- Directions -
Name every business mentioned by name in the article below about Daniel J. Moore's shop in Marshall.

- Text segment -
---

While some say Marshall is coming into its own with businesses such as Red Truck Bakery and The Whole Ox claiming real estate on the main strip of this quaint downtown, Daniel J. Moore says it is more of a renaissance.
Moore, the owner of Marshall’s newest store, Domestic Aspirations, has done his homework on the town to which he and his partner moved just over a year ago. Speak with him about the town’s history as a thriving market and he’ll point out the stores that used to draw in patrons prior to the laying of I-66. Ask about the building Domestic Aspirations calls home and he’ll bring you through an architectural history of the 19th-century building with add-ons that have taken place up until the 1970s.
At 8393 W. Main St., Domestic Aspirations sits at the front of the building and acts not only as a store where shoppers can peruse a mix of handcrafted boxes, finely upholstered furniture, local artwork, grand accessories with international flair and designer decor and lighting accoutrements but also as a showcase to Moore’s design business, Daniel J. Moore Design, and one of three businesses he runs out of the building.
With a background in both interior design and hospitality, Moore meshes both worlds with his businesses. Domestic Aspirations, which he solely owns, mixes a shopping experience with a showroom for his design clients while the other two businesses, which he co-owns with Dianna Campagna, incorporate his designs and hospitality experience.
The Rooms Up There is the boutique inn on the upper level of the building with three guest rooms and a common room all appointed in furniture and wares that can be purchased through Moore. Everything from the artwork on the wall and the furniture covered in luxury linens to the bath products is for sale in each of the rooms. The Rooms Up There is a space where urban dwellers can escape for a weekend in the countryside or a convenient stay over if they’ve booked an event at The Drawing Room, the third business of Moore’s, in the back lower level of the building.
The Drawing Room takes up the spread of the back of the building, including a large attached greenhouse with bar that Moore transformed into a delightful entertaining space that holds up to 50 guests. The greenhouse and adjacent ballroom that holds up to 75 guests, with accompanying caterer space, also showcase Moore’s designs and incorporate event rental space packages with opportunities for a stay at The Rooms Up There.
As Moore settles into his new hometown and businesses, he plans on bringing more into the space as well—the building is soon to get a separately owned fourth business, Hunt Country Kitchen & Bath Studio, opening in the main level—and work on a rotating schedule of seasonal pieces for the store.

---

- Data listing -
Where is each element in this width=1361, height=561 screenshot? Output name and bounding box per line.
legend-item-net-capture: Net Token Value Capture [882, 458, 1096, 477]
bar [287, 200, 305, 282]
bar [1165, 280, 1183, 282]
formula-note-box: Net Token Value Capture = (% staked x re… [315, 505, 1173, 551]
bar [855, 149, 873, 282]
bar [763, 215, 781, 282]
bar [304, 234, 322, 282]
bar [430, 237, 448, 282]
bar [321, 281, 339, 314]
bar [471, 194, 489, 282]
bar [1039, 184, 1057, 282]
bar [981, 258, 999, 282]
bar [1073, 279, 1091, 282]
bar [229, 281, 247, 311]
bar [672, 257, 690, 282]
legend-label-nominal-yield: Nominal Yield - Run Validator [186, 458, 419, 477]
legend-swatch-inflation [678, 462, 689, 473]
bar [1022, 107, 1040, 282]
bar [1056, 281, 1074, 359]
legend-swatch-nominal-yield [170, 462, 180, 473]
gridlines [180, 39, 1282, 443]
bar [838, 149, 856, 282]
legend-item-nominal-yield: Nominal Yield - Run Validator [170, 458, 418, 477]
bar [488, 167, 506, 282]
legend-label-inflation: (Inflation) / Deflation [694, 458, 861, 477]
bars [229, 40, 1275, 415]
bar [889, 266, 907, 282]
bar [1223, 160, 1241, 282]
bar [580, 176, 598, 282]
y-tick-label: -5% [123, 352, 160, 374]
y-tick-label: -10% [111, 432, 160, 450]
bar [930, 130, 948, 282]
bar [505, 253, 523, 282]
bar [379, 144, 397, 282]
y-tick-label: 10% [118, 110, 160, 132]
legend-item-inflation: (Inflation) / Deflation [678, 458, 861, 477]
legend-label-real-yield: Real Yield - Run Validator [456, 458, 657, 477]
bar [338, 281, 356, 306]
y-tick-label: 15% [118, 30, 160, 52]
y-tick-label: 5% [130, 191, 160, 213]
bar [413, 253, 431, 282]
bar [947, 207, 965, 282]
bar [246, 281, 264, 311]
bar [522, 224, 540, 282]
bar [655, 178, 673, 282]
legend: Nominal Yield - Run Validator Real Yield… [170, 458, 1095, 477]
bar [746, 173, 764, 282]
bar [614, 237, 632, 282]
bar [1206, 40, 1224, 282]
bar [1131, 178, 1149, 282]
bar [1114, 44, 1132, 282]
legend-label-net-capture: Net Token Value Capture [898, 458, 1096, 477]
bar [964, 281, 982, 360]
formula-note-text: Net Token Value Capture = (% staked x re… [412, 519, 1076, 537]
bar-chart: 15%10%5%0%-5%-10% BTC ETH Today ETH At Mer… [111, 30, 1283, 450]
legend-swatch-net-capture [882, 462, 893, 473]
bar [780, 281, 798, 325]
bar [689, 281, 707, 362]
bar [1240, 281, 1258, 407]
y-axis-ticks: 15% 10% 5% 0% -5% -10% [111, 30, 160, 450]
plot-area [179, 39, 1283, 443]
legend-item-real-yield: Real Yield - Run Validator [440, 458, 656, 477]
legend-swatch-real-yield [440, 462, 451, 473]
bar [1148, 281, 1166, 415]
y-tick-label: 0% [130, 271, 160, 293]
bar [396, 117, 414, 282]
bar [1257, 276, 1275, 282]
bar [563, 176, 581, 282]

---

- Exercise output -
Red Truck Bakery, The Whole Ox, Domestic Aspirations, Daniel J. Moore Design, The Rooms Up There, The Drawing Room, Hunt Country Kitchen & Bath Studio